[Goal]: Copy out all of the data below verbatim, leaving out the pictures.

>>>>

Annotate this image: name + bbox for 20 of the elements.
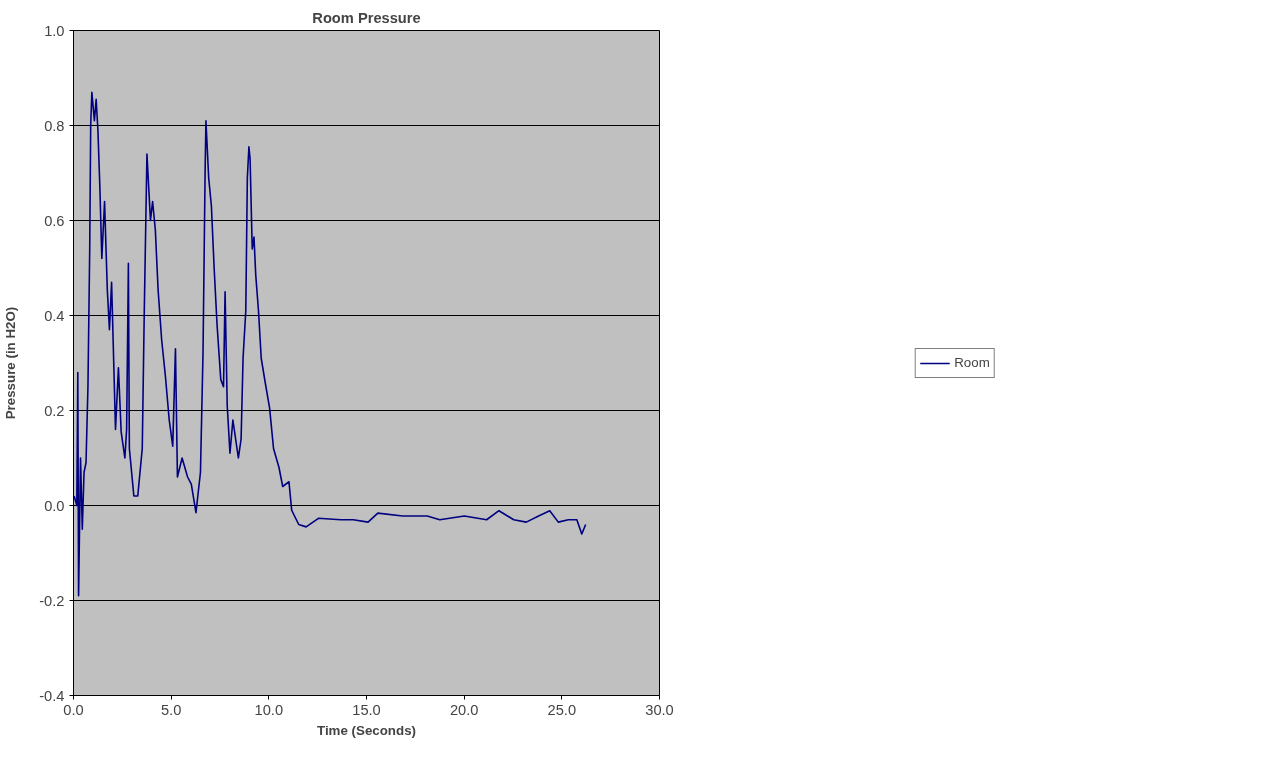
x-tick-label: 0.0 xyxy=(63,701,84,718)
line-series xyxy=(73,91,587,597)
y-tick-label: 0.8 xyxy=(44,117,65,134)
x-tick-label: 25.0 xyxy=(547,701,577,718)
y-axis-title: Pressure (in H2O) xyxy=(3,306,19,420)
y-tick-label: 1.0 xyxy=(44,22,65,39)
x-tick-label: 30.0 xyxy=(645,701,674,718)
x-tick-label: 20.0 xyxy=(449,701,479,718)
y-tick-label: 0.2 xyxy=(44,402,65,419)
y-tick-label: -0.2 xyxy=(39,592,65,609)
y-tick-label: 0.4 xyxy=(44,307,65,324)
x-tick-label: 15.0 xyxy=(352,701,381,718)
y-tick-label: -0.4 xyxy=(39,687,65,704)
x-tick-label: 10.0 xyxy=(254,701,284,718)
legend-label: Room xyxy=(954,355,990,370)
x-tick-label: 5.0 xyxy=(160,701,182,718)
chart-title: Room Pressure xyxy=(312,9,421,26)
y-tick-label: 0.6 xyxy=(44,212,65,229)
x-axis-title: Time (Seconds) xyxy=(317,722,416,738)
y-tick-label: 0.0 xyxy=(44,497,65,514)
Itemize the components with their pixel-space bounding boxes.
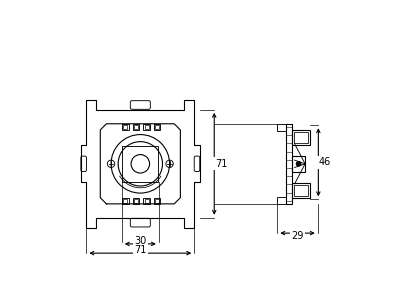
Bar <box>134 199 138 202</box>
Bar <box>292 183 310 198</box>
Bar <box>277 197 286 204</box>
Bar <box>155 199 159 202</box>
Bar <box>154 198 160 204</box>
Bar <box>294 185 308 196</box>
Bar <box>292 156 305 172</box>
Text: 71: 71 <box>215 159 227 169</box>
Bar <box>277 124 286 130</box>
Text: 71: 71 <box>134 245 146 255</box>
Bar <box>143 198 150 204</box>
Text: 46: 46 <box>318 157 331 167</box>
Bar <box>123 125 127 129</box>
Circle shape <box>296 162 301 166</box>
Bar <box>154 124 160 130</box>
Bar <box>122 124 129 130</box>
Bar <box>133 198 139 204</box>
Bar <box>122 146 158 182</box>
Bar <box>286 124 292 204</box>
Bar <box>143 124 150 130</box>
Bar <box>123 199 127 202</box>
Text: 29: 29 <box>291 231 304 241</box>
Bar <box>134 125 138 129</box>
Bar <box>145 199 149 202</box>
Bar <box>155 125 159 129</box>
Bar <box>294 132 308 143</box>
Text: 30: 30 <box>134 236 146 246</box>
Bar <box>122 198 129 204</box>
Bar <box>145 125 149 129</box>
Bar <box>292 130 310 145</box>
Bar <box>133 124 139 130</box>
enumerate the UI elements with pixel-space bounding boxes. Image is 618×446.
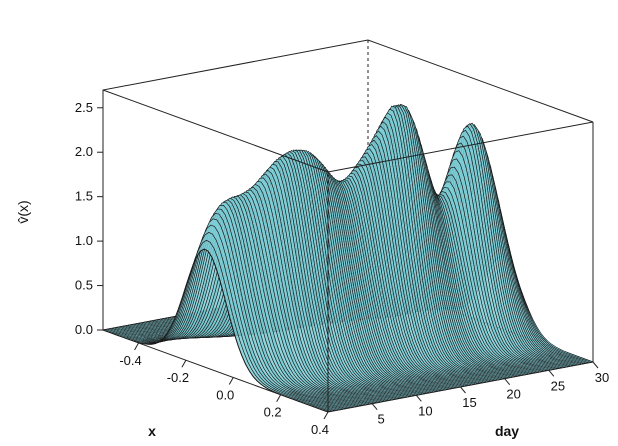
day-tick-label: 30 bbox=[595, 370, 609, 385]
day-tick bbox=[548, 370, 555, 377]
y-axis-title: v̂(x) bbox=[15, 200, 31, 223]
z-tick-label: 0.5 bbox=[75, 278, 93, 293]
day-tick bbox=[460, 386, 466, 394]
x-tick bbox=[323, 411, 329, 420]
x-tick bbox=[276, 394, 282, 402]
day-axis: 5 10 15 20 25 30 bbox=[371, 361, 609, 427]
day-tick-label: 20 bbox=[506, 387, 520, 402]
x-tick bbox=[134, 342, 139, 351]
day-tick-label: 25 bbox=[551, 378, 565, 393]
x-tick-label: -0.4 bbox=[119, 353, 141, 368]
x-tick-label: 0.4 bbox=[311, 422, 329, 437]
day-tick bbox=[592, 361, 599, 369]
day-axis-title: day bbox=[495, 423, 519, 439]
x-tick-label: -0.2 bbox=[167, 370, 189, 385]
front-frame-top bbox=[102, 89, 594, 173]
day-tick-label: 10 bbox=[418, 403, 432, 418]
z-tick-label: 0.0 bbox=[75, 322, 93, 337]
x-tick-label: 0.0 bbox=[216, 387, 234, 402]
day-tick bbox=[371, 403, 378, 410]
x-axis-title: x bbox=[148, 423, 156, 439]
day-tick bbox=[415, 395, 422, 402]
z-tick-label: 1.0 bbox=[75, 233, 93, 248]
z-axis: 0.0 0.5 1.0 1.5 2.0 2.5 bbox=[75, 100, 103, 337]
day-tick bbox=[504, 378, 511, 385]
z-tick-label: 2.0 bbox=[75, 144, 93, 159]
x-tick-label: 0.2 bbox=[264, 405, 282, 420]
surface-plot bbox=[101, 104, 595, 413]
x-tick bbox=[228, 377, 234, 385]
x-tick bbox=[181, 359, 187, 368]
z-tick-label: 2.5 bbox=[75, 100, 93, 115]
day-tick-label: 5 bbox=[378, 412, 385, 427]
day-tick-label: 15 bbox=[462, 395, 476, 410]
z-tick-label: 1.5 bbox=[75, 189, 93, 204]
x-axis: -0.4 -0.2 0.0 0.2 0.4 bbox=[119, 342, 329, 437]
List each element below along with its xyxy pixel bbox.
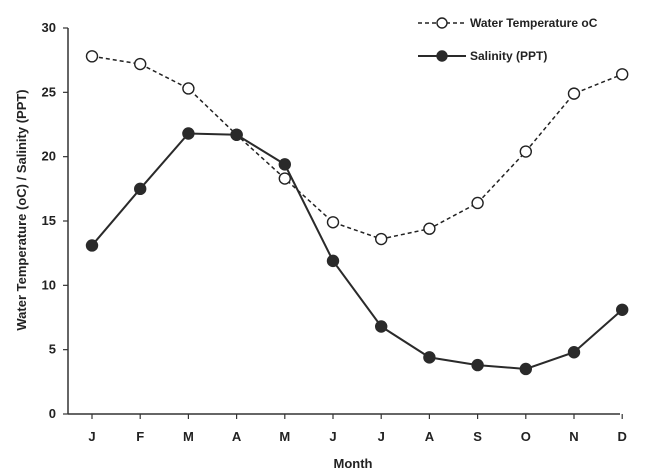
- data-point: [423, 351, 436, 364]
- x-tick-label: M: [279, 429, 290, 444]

<<<<

[Response to the exercise]:
Annotate this image: name + bbox for 20 of the elements.
x-tick-label: 0.0 xyxy=(63,701,84,718)
line-series xyxy=(73,91,587,597)
y-tick-label: 0.8 xyxy=(44,117,65,134)
x-tick-label: 25.0 xyxy=(547,701,577,718)
y-axis-title: Pressure (in H2O) xyxy=(3,306,19,420)
y-tick-label: 1.0 xyxy=(44,22,65,39)
x-tick-label: 30.0 xyxy=(645,701,674,718)
x-tick-label: 20.0 xyxy=(449,701,479,718)
y-tick-label: 0.2 xyxy=(44,402,65,419)
y-tick-label: -0.2 xyxy=(39,592,65,609)
y-tick-label: 0.4 xyxy=(44,307,65,324)
x-tick-label: 15.0 xyxy=(352,701,381,718)
y-tick-label: -0.4 xyxy=(39,687,65,704)
x-tick-label: 10.0 xyxy=(254,701,284,718)
legend-label: Room xyxy=(954,355,990,370)
x-tick-label: 5.0 xyxy=(160,701,182,718)
chart-title: Room Pressure xyxy=(312,9,421,26)
y-tick-label: 0.6 xyxy=(44,212,65,229)
x-axis-title: Time (Seconds) xyxy=(317,722,416,738)
y-tick-label: 0.0 xyxy=(44,497,65,514)
Itemize the components with their pixel-space bounding boxes.
Bar <box>134 199 138 202</box>
Bar <box>292 183 310 198</box>
Bar <box>277 197 286 204</box>
Bar <box>155 199 159 202</box>
Bar <box>154 198 160 204</box>
Bar <box>294 185 308 196</box>
Bar <box>292 156 305 172</box>
Text: 71: 71 <box>215 159 227 169</box>
Bar <box>277 124 286 130</box>
Text: 71: 71 <box>134 245 146 255</box>
Bar <box>143 198 150 204</box>
Text: 46: 46 <box>318 157 331 167</box>
Bar <box>123 125 127 129</box>
Circle shape <box>296 162 301 166</box>
Bar <box>154 124 160 130</box>
Bar <box>122 124 129 130</box>
Bar <box>133 198 139 204</box>
Bar <box>122 146 158 182</box>
Bar <box>286 124 292 204</box>
Bar <box>143 124 150 130</box>
Bar <box>123 199 127 202</box>
Text: 29: 29 <box>291 231 304 241</box>
Bar <box>134 125 138 129</box>
Bar <box>145 199 149 202</box>
Bar <box>155 125 159 129</box>
Bar <box>294 132 308 143</box>
Text: 30: 30 <box>134 236 146 246</box>
Bar <box>122 198 129 204</box>
Bar <box>145 125 149 129</box>
Bar <box>292 130 310 145</box>
Bar <box>133 124 139 130</box>
enumerate the UI elements with pixel-space bounding boxes. Image is 618×446.
day-tick-label: 30 bbox=[595, 370, 609, 385]
day-tick bbox=[548, 370, 555, 377]
y-axis-title: v̂(x) bbox=[15, 200, 31, 223]
z-tick-label: 0.5 bbox=[75, 278, 93, 293]
day-tick bbox=[460, 386, 466, 394]
x-tick bbox=[323, 411, 329, 420]
x-tick bbox=[276, 394, 282, 402]
day-axis: 5 10 15 20 25 30 bbox=[371, 361, 609, 427]
day-tick-label: 20 bbox=[506, 387, 520, 402]
x-tick bbox=[134, 342, 139, 351]
day-tick-label: 25 bbox=[551, 378, 565, 393]
x-tick-label: -0.4 bbox=[119, 353, 141, 368]
x-tick-label: 0.4 bbox=[311, 422, 329, 437]
day-tick bbox=[592, 361, 599, 369]
day-axis-title: day bbox=[495, 423, 519, 439]
x-tick-label: -0.2 bbox=[167, 370, 189, 385]
front-frame-top bbox=[102, 89, 594, 173]
day-tick-label: 10 bbox=[418, 403, 432, 418]
z-tick-label: 0.0 bbox=[75, 322, 93, 337]
x-tick-label: 0.0 bbox=[216, 387, 234, 402]
day-tick bbox=[371, 403, 378, 410]
x-axis-title: x bbox=[148, 423, 156, 439]
day-tick bbox=[415, 395, 422, 402]
z-tick-label: 1.0 bbox=[75, 233, 93, 248]
z-axis: 0.0 0.5 1.0 1.5 2.0 2.5 bbox=[75, 100, 103, 337]
day-tick bbox=[504, 378, 511, 385]
z-tick-label: 2.0 bbox=[75, 144, 93, 159]
x-tick-label: 0.2 bbox=[264, 405, 282, 420]
surface-plot bbox=[101, 104, 595, 413]
x-tick bbox=[228, 377, 234, 385]
x-tick bbox=[181, 359, 187, 368]
z-tick-label: 2.5 bbox=[75, 100, 93, 115]
day-tick-label: 5 bbox=[378, 412, 385, 427]
day-tick-label: 15 bbox=[462, 395, 476, 410]
z-tick-label: 1.5 bbox=[75, 189, 93, 204]
x-axis: -0.4 -0.2 0.0 0.2 0.4 bbox=[119, 342, 329, 437]
List each element below along with its xyxy pixel bbox.
- data-point: [423, 351, 436, 364]
- x-tick-label: M: [279, 429, 290, 444]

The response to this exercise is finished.